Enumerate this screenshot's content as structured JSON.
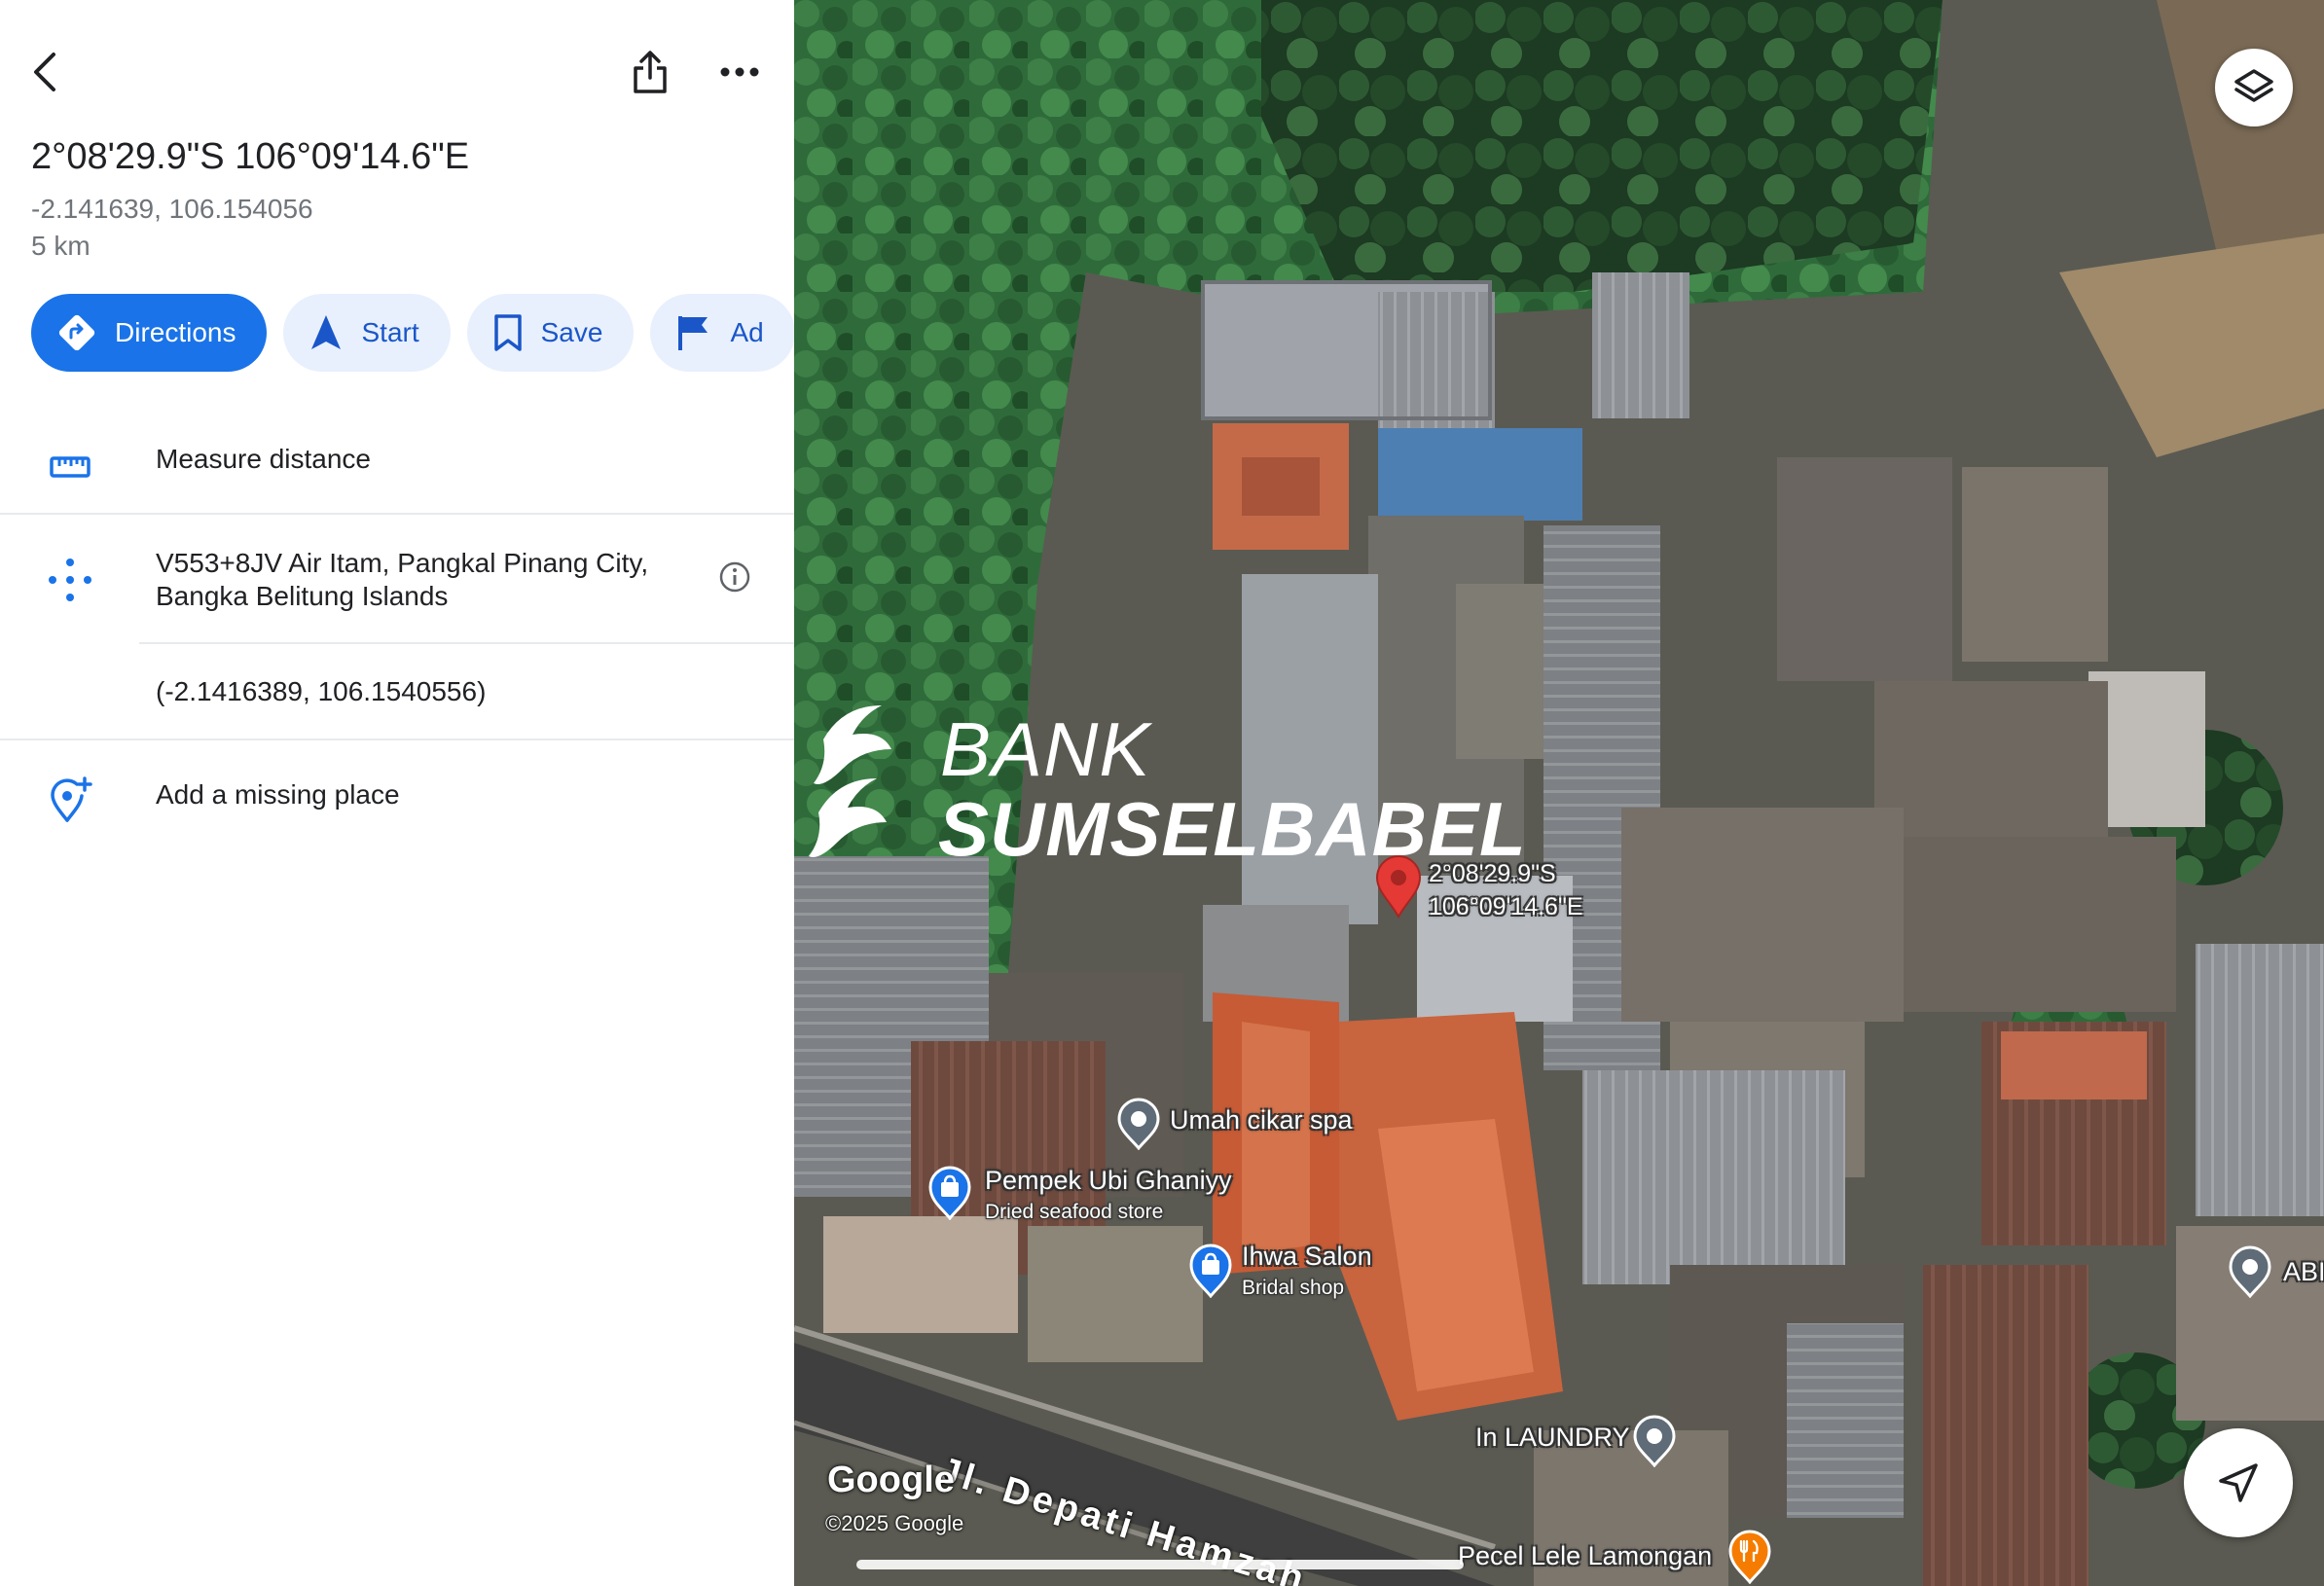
{
  "header": {
    "title": "2°08'29.9\"S 106°09'14.6\"E",
    "decimal_coords": "-2.141639, 106.154056",
    "distance": "5 km"
  },
  "actions": [
    {
      "label": "Directions",
      "icon": "directions-icon"
    },
    {
      "label": "Start",
      "icon": "navigation-arrow-icon"
    },
    {
      "label": "Save",
      "icon": "bookmark-icon"
    },
    {
      "label": "Ad",
      "icon": "flag-icon"
    }
  ],
  "rows": {
    "measure": {
      "label": "Measure distance",
      "icon": "ruler-icon"
    },
    "plus_code": {
      "address": "V553+8JV Air Itam, Pangkal Pinang City, Bangka Belitung Islands",
      "icon": "plus-code-icon"
    },
    "precise_coords": "(-2.1416389, 106.1540556)",
    "add_place": {
      "label": "Add a missing place",
      "icon": "add-location-icon"
    }
  },
  "map": {
    "watermark_line1": "BANK",
    "watermark_line2": "SUMSELBABEL",
    "pin_label_line1": "2°08'29.9\"S",
    "pin_label_line2": "106°09'14.6\"E",
    "places": [
      {
        "name": "Umah cikar spa",
        "category": "",
        "icon": "place-pin-icon"
      },
      {
        "name": "Pempek Ubi Ghaniyy",
        "category": "Dried seafood store",
        "icon": "shopping-bag-pin-icon"
      },
      {
        "name": "Ihwa Salon",
        "category": "Bridal shop",
        "icon": "shopping-bag-pin-icon"
      },
      {
        "name": "In LAUNDRY",
        "category": "",
        "icon": "place-pin-icon"
      },
      {
        "name": "Pecel Lele Lamongan",
        "category": "",
        "icon": "restaurant-pin-icon"
      },
      {
        "name": "ABI",
        "category": "",
        "icon": "place-pin-icon"
      }
    ],
    "road": "Jl. Depati Hamzah",
    "logo": "Google",
    "copyright": "©2025 Google"
  },
  "colors": {
    "primary_blue": "#1a73e8",
    "chip_bg": "#e8f0fe",
    "pin_red": "#e53935"
  }
}
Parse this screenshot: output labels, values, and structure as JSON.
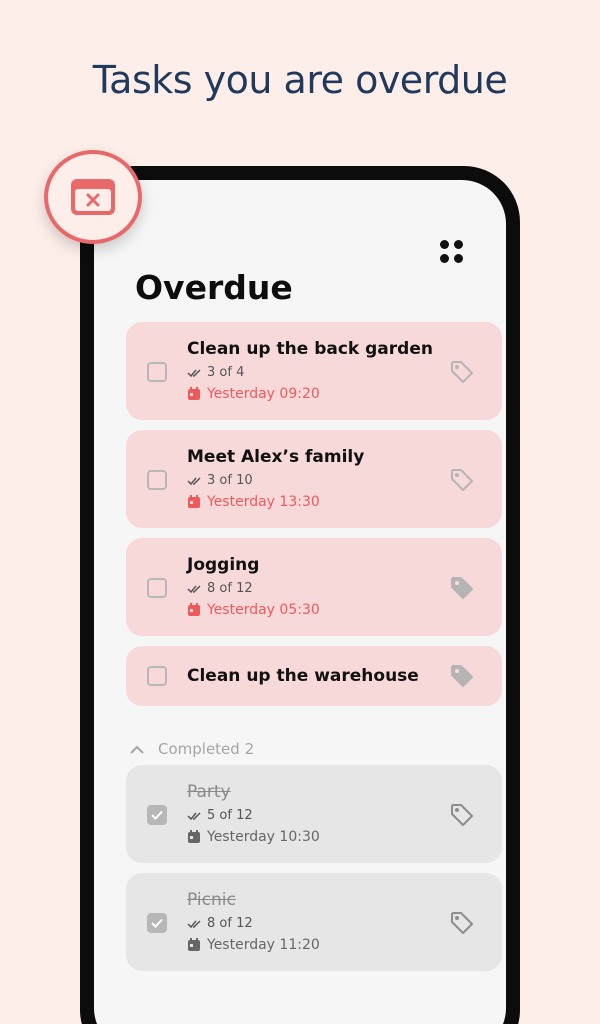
{
  "headline": "Tasks you are overdue",
  "page_title": "Overdue",
  "colors": {
    "accent": "#ee5a5c",
    "overdue_card": "#f8d9da",
    "done_card": "#e6e6e6",
    "headline": "#1f3a5c"
  },
  "overdue_tasks": [
    {
      "title": "Clean up the back garden",
      "progress": "3 of 4",
      "due": "Yesterday 09:20",
      "tag": "outline"
    },
    {
      "title": "Meet Alex’s family",
      "progress": "3 of 10",
      "due": "Yesterday 13:30",
      "tag": "outline"
    },
    {
      "title": "Jogging",
      "progress": "8 of 12",
      "due": "Yesterday 05:30",
      "tag": "filled"
    },
    {
      "title": "Clean up the warehouse",
      "tag": "filled"
    }
  ],
  "completed_section": {
    "label": "Completed 2",
    "icon": "chevron-up-icon"
  },
  "completed_tasks": [
    {
      "title": "Party",
      "progress": "5 of 12",
      "due": "Yesterday 10:30"
    },
    {
      "title": "Picnic",
      "progress": "8 of 12",
      "due": "Yesterday 11:20"
    }
  ]
}
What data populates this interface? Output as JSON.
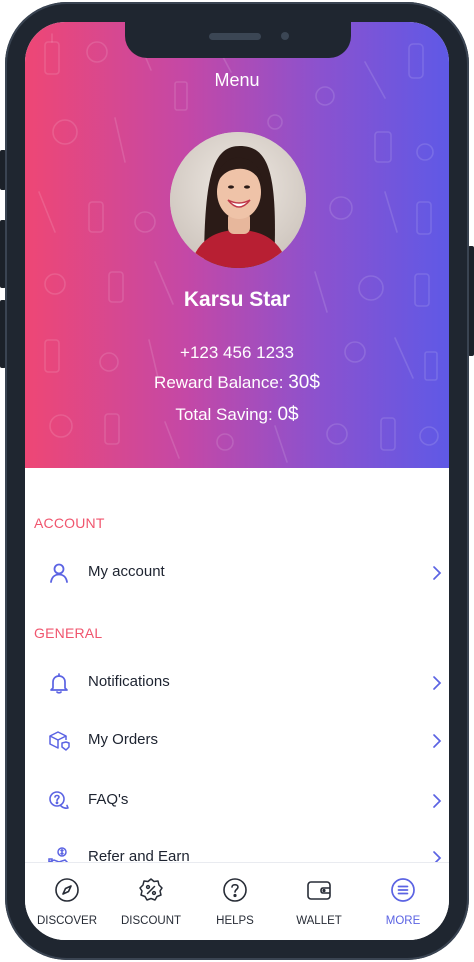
{
  "header": {
    "title": "Menu"
  },
  "profile": {
    "name": "Karsu Star",
    "phone": "+123 456 1233",
    "reward_label": "Reward Balance: ",
    "reward_value": "30$",
    "saving_label": "Total Saving: ",
    "saving_value": "0$"
  },
  "sections": {
    "account": {
      "title": "ACCOUNT",
      "items": [
        {
          "label": "My account",
          "icon": "user-icon"
        }
      ]
    },
    "general": {
      "title": "GENERAL",
      "items": [
        {
          "label": "Notifications",
          "icon": "bell-icon"
        },
        {
          "label": "My Orders",
          "icon": "box-icon"
        },
        {
          "label": "FAQ's",
          "icon": "question-bubble-icon"
        },
        {
          "label": "Refer and Earn",
          "icon": "refer-icon"
        }
      ]
    }
  },
  "tabbar": {
    "items": [
      {
        "label": "DISCOVER",
        "icon": "compass-icon"
      },
      {
        "label": "DISCOUNT",
        "icon": "discount-icon"
      },
      {
        "label": "HELPS",
        "icon": "help-icon"
      },
      {
        "label": "WALLET",
        "icon": "wallet-icon"
      },
      {
        "label": "MORE",
        "icon": "menu-icon",
        "active": true
      }
    ]
  },
  "colors": {
    "accent": "#5b63e3",
    "section_label": "#f0556e",
    "gradient_start": "#ee4775",
    "gradient_end": "#5f59e6"
  }
}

----------------------------------------

Copy each line of the records that contains the word "distance".

    "distance": "5 km"
      "label": "Measure distance",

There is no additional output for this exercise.